- **WHAT IS NEEDED**
Below is a block of data; give all of it again word for word.

- **DATASET RECORDS**

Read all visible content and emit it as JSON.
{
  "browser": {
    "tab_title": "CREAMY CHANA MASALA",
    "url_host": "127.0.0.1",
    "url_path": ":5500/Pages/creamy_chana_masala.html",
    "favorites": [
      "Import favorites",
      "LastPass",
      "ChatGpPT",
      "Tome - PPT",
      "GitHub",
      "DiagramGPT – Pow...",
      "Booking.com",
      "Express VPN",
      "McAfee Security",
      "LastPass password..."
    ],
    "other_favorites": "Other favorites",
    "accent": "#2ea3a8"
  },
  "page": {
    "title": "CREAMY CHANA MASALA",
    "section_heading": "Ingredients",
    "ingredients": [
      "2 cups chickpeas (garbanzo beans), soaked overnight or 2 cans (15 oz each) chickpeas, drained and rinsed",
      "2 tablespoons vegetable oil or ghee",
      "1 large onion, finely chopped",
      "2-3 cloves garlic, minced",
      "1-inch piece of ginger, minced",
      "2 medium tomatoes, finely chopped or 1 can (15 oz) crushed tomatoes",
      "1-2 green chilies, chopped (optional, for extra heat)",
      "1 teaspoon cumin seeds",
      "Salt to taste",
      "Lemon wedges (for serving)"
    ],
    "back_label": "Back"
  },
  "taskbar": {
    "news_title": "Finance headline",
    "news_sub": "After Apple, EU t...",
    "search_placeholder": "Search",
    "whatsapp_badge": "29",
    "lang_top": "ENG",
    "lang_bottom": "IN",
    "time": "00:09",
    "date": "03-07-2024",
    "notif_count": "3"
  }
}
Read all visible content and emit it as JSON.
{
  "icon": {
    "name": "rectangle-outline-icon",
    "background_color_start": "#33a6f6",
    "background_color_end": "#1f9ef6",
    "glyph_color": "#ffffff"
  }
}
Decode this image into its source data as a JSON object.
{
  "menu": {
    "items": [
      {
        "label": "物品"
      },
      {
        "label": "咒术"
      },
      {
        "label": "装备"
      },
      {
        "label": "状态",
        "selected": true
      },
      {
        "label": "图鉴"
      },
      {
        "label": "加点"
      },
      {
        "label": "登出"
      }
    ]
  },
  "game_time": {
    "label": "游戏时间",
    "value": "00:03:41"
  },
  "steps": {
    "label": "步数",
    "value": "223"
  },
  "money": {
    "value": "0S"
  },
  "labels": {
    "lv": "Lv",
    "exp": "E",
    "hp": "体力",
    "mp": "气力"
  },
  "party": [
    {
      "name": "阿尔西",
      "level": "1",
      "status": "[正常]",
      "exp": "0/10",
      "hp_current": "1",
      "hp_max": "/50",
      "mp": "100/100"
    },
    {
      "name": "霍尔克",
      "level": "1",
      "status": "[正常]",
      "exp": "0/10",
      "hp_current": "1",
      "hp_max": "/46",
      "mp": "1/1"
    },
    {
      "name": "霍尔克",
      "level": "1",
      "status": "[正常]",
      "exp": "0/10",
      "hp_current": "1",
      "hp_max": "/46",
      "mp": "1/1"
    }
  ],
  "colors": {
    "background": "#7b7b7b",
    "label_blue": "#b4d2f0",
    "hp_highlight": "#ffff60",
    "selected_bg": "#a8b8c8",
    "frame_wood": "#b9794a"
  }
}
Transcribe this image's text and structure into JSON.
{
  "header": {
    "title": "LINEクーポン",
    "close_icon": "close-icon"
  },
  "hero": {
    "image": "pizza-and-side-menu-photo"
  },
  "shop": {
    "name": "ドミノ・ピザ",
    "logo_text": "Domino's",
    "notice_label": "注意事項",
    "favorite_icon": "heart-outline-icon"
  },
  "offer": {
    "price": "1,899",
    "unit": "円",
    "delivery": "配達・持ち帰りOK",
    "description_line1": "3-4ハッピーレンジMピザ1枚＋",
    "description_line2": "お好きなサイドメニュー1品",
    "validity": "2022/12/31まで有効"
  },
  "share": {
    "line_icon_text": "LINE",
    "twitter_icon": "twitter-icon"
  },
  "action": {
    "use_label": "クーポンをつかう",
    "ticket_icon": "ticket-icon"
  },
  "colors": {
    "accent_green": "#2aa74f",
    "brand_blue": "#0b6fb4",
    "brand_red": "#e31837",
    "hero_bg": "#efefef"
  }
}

- **SOLVED EXERCISE**
Read all visible content and emit it as JSON.
{
  "browser": {
    "tab_title": "CREAMY CHANA MASALA",
    "url_host": "127.0.0.1",
    "url_path": ":5500/Pages/creamy_chana_masala.html",
    "favorites": [
      "Import favorites",
      "LastPass",
      "ChatGpPT",
      "Tome - PPT",
      "GitHub",
      "DiagramGPT – Pow...",
      "Booking.com",
      "Express VPN",
      "McAfee Security",
      "LastPass password..."
    ],
    "other_favorites": "Other favorites",
    "accent": "#2ea3a8"
  },
  "page": {
    "title": "CREAMY CHANA MASALA",
    "section_heading": "Ingredients",
    "ingredients": [
      "2 cups chickpeas (garbanzo beans), soaked overnight or 2 cans (15 oz each) chickpeas, drained and rinsed",
      "2 tablespoons vegetable oil or ghee",
      "1 large onion, finely chopped",
      "2-3 cloves garlic, minced",
      "1-inch piece of ginger, minced",
      "2 medium tomatoes, finely chopped or 1 can (15 oz) crushed tomatoes",
      "1-2 green chilies, chopped (optional, for extra heat)",
      "1 teaspoon cumin seeds",
      "Salt to taste",
      "Lemon wedges (for serving)"
    ],
    "back_label": "Back"
  },
  "taskbar": {
    "news_title": "Finance headline",
    "news_sub": "After Apple, EU t...",
    "search_placeholder": "Search",
    "whatsapp_badge": "29",
    "lang_top": "ENG",
    "lang_bottom": "IN",
    "time": "00:09",
    "date": "03-07-2024",
    "notif_count": "3"
  }
}
Read all visible content and emit it as JSON.
{
  "icon": {
    "name": "rectangle-outline-icon",
    "background_color_start": "#33a6f6",
    "background_color_end": "#1f9ef6",
    "glyph_color": "#ffffff"
  }
}
Decode this image into its source data as a JSON object.
{
  "menu": {
    "items": [
      {
        "label": "物品"
      },
      {
        "label": "咒术"
      },
      {
        "label": "装备"
      },
      {
        "label": "状态",
        "selected": true
      },
      {
        "label": "图鉴"
      },
      {
        "label": "加点"
      },
      {
        "label": "登出"
      }
    ]
  },
  "game_time": {
    "label": "游戏时间",
    "value": "00:03:41"
  },
  "steps": {
    "label": "步数",
    "value": "223"
  },
  "money": {
    "value": "0S"
  },
  "labels": {
    "lv": "Lv",
    "exp": "E",
    "hp": "体力",
    "mp": "气力"
  },
  "party": [
    {
      "name": "阿尔西",
      "level": "1",
      "status": "[正常]",
      "exp": "0/10",
      "hp_current": "1",
      "hp_max": "/50",
      "mp": "100/100"
    },
    {
      "name": "霍尔克",
      "level": "1",
      "status": "[正常]",
      "exp": "0/10",
      "hp_current": "1",
      "hp_max": "/46",
      "mp": "1/1"
    },
    {
      "name": "霍尔克",
      "level": "1",
      "status": "[正常]",
      "exp": "0/10",
      "hp_current": "1",
      "hp_max": "/46",
      "mp": "1/1"
    }
  ],
  "colors": {
    "background": "#7b7b7b",
    "label_blue": "#b4d2f0",
    "hp_highlight": "#ffff60",
    "selected_bg": "#a8b8c8",
    "frame_wood": "#b9794a"
  }
}
Transcribe this image's text and structure into JSON.
{
  "header": {
    "title": "LINEクーポン",
    "close_icon": "close-icon"
  },
  "hero": {
    "image": "pizza-and-side-menu-photo"
  },
  "shop": {
    "name": "ドミノ・ピザ",
    "logo_text": "Domino's",
    "notice_label": "注意事項",
    "favorite_icon": "heart-outline-icon"
  },
  "offer": {
    "price": "1,899",
    "unit": "円",
    "delivery": "配達・持ち帰りOK",
    "description_line1": "3-4ハッピーレンジMピザ1枚＋",
    "description_line2": "お好きなサイドメニュー1品",
    "validity": "2022/12/31まで有効"
  },
  "share": {
    "line_icon_text": "LINE",
    "twitter_icon": "twitter-icon"
  },
  "action": {
    "use_label": "クーポンをつかう",
    "ticket_icon": "ticket-icon"
  },
  "colors": {
    "accent_green": "#2aa74f",
    "brand_blue": "#0b6fb4",
    "brand_red": "#e31837",
    "hero_bg": "#efefef"
  }
}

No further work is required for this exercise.